SOURCE:
Newsreels in Film Archives. A Survey Based on the FIAF Newsreel Symposium, ed.
Roger Smither and Wolfgang Klaue, Associated University Press, NJ, 1996.
Sunniva O’Flynn, Irish Newsreels:
An Expression of National Identity?
Any
examination of newsreel production in Ireland, of the effect newsreel
exhibition may have had on audiences, of the response they may have elicited
from the British authorities prior to independence, or of the political
intentions of their generators, is severely constrained by the relatively
modest levels of indigenous production and the sparsity of film and related
material which has survived through the intervening decades. In the absence, until relatively recently, of
a national film archive, much early indigenous newsreel material which still
exists does so because it was salvaged as material of “historical”
importance. Two notable collections of
early newsreels exist in Ireland. In the
1940s the National Library acquired film material deemed of political
significance from the national film censor’s office, from the Irish Film
Society and from private sources. This
material, together with supplementary material from the British news libraries,
was compiled in the late 1950s by George Morrison into two feature-length documentaries
based almost exclusively on contemporary newsreel and actuality footage. The films – Mise Éire (I am Ireland)
——————
▶ _Required work_:
**1.** Do these statements agree with the passage on Irish newsreels? Answer yes or no for each, quoting the words of the passage that decide it.
(a) The National Library acquired film material from the national film censor's office in the 1940s.
(b) George Morrison compiled the material into three feature-length documentaries.
(c) Ireland has had a national film archive for a long time.
**2.** Reproduce word for word the part of the passage on Irish newsreels from "importance. Two notable" up to and including "(I am Ireland)".
**3.** According to the passage on Irish newsreels, when did George Morrison compile the material into documentaries?

▶ _Data shown_:
——————
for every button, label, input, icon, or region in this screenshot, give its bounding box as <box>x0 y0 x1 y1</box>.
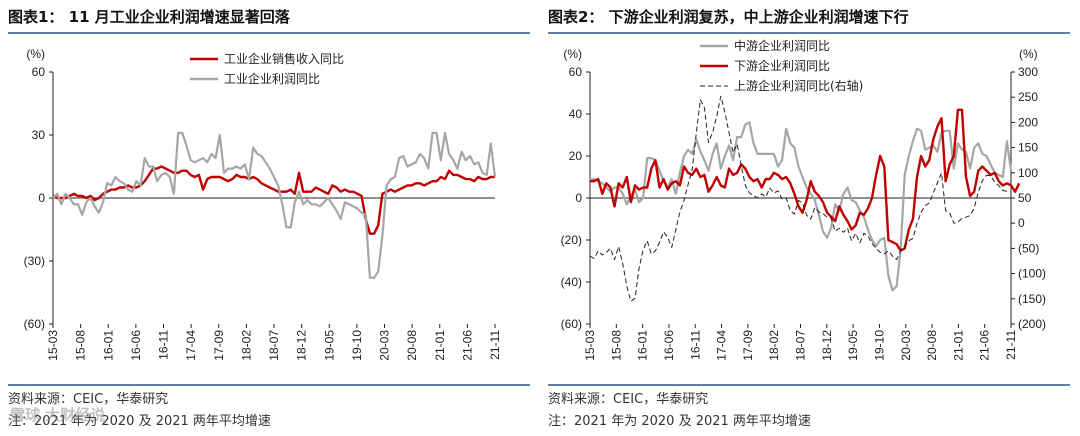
——————
▶ _Outputs by task_:
**1.**
(a) Yes: "In the 1940s the National Library acquired film material deemed of political significance from the national film censor’s office"
(b) No: "into two feature-length documentaries"
(c) No: "In the absence, until relatively recently, of a national film archive"

**2.**
importance. Two notable collections of
early newsreels exist in Ireland. In the
1940s the National Library acquired film material deemed of political
significance from the national film censor’s office, from the Irish Film
Society and from private sources. This
material, together with supplementary material from the British news libraries,
was compiled in the late 1950s by George Morrison into two feature-length documentaries
based almost exclusively on contemporary newsreel and actuality footage. The films – Mise Éire (I am Ireland)

**3.** In the late 1950s.